• [Input material]:
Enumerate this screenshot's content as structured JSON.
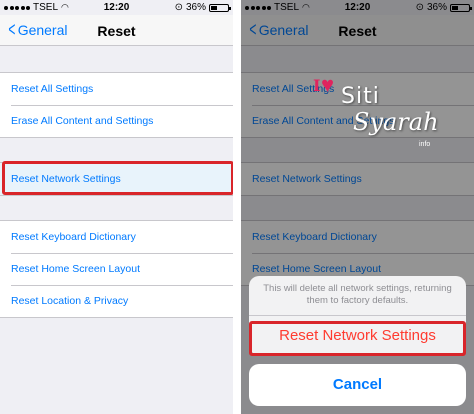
{
  "left_screen": {
    "status": {
      "carrier": "TSEL",
      "time": "12:20",
      "battery": "36%"
    },
    "nav": {
      "back_label": "General",
      "title": "Reset"
    },
    "group1": [
      "Reset All Settings",
      "Erase All Content and Settings"
    ],
    "group2": [
      "Reset Network Settings"
    ],
    "group3": [
      "Reset Keyboard Dictionary",
      "Reset Home Screen Layout",
      "Reset Location & Privacy"
    ]
  },
  "right_screen": {
    "status": {
      "carrier": "TSEL",
      "time": "12:20",
      "battery": "36%"
    },
    "nav": {
      "back_label": "General",
      "title": "Reset"
    },
    "group1": [
      "Reset All Settings",
      "Erase All Content and Settings"
    ],
    "group2": [
      "Reset Network Settings"
    ],
    "group3": [
      "Reset Keyboard Dictionary",
      "Reset Home Screen Layout"
    ],
    "action_sheet": {
      "message": "This will delete all network settings, returning them to factory defaults.",
      "confirm_label": "Reset Network Settings",
      "cancel_label": "Cancel"
    }
  },
  "watermark": {
    "line1": "Siti",
    "line2": "Syarah",
    "line3": "info",
    "i": "I"
  },
  "colors": {
    "accent": "#007aff",
    "destructive": "#ff3b30",
    "highlight_border": "#d9252a"
  }
}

• [Requirements]:
Omitting all images, print the listing exactly.

• [Output below]:
Enumerate this screenshot's content as structured JSON.
{
  "left_screen": {
    "status": {
      "carrier": "TSEL",
      "time": "12:20",
      "battery": "36%"
    },
    "nav": {
      "back_label": "General",
      "title": "Reset"
    },
    "group1": [
      "Reset All Settings",
      "Erase All Content and Settings"
    ],
    "group2": [
      "Reset Network Settings"
    ],
    "group3": [
      "Reset Keyboard Dictionary",
      "Reset Home Screen Layout",
      "Reset Location & Privacy"
    ]
  },
  "right_screen": {
    "status": {
      "carrier": "TSEL",
      "time": "12:20",
      "battery": "36%"
    },
    "nav": {
      "back_label": "General",
      "title": "Reset"
    },
    "group1": [
      "Reset All Settings",
      "Erase All Content and Settings"
    ],
    "group2": [
      "Reset Network Settings"
    ],
    "group3": [
      "Reset Keyboard Dictionary",
      "Reset Home Screen Layout"
    ],
    "action_sheet": {
      "message": "This will delete all network settings, returning them to factory defaults.",
      "confirm_label": "Reset Network Settings",
      "cancel_label": "Cancel"
    }
  },
  "watermark": {
    "line1": "Siti",
    "line2": "Syarah",
    "line3": "info",
    "i": "I"
  },
  "colors": {
    "accent": "#007aff",
    "destructive": "#ff3b30",
    "highlight_border": "#d9252a"
  }
}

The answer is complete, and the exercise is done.